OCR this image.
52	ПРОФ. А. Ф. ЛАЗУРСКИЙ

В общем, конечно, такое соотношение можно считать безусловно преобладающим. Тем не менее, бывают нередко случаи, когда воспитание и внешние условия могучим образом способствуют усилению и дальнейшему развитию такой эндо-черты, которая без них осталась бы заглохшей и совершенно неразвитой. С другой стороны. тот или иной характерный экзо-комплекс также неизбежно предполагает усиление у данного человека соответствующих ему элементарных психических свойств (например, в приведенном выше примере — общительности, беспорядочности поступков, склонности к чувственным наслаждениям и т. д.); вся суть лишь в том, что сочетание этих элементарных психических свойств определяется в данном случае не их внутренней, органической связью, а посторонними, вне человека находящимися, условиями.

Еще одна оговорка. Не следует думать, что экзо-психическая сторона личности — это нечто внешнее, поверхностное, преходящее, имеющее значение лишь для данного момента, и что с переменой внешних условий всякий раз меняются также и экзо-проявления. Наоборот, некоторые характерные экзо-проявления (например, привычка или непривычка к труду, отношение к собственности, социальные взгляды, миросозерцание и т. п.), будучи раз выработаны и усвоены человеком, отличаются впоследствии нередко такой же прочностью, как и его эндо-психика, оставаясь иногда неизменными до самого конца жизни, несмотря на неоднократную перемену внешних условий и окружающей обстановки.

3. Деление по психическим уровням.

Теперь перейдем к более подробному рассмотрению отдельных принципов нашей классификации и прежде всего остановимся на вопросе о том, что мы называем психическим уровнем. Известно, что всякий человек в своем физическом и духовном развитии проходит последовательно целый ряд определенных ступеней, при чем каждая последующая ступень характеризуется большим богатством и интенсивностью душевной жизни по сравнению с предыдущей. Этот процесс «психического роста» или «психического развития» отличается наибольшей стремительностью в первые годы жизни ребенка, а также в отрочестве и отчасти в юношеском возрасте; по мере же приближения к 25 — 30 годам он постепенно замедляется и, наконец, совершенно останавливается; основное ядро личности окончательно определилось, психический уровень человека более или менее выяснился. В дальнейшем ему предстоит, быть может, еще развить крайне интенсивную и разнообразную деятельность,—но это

+ + + + +

TASK TO CARRY OUT.
Repeat the listing exactly, from its first line to its last.

FULL OUTPUT.
OCR this image.
52	ПРОФ. А. Ф. ЛАЗУРСКИЙ

В общем, конечно, такое соотношение можно считать безусловно преобладающим. Тем не менее, бывают нередко случаи, когда воспитание и внешние условия могучим образом способствуют усилению и дальнейшему развитию такой эндо-черты, которая без них осталась бы заглохшей и совершенно неразвитой. С другой стороны. тот или иной характерный экзо-комплекс также неизбежно предполагает усиление у данного человека соответствующих ему элементарных психических свойств (например, в приведенном выше примере — общительности, беспорядочности поступков, склонности к чувственным наслаждениям и т. д.); вся суть лишь в том, что сочетание этих элементарных психических свойств определяется в данном случае не их внутренней, органической связью, а посторонними, вне человека находящимися, условиями.

Еще одна оговорка. Не следует думать, что экзо-психическая сторона личности — это нечто внешнее, поверхностное, преходящее, имеющее значение лишь для данного момента, и что с переменой внешних условий всякий раз меняются также и экзо-проявления. Наоборот, некоторые характерные экзо-проявления (например, привычка или непривычка к труду, отношение к собственности, социальные взгляды, миросозерцание и т. п.), будучи раз выработаны и усвоены человеком, отличаются впоследствии нередко такой же прочностью, как и его эндо-психика, оставаясь иногда неизменными до самого конца жизни, несмотря на неоднократную перемену внешних условий и окружающей обстановки.

3. Деление по психическим уровням.

Теперь перейдем к более подробному рассмотрению отдельных принципов нашей классификации и прежде всего остановимся на вопросе о том, что мы называем психическим уровнем. Известно, что всякий человек в своем физическом и духовном развитии проходит последовательно целый ряд определенных ступеней, при чем каждая последующая ступень характеризуется большим богатством и интенсивностью душевной жизни по сравнению с предыдущей. Этот процесс «психического роста» или «психического развития» отличается наибольшей стремительностью в первые годы жизни ребенка, а также в отрочестве и отчасти в юношеском возрасте; по мере же приближения к 25 — 30 годам он постепенно замедляется и, наконец, совершенно останавливается; основное ядро личности окончательно определилось, психический уровень человека более или менее выяснился. В дальнейшем ему предстоит, быть может, еще развить крайне интенсивную и разнообразную деятельность,—но это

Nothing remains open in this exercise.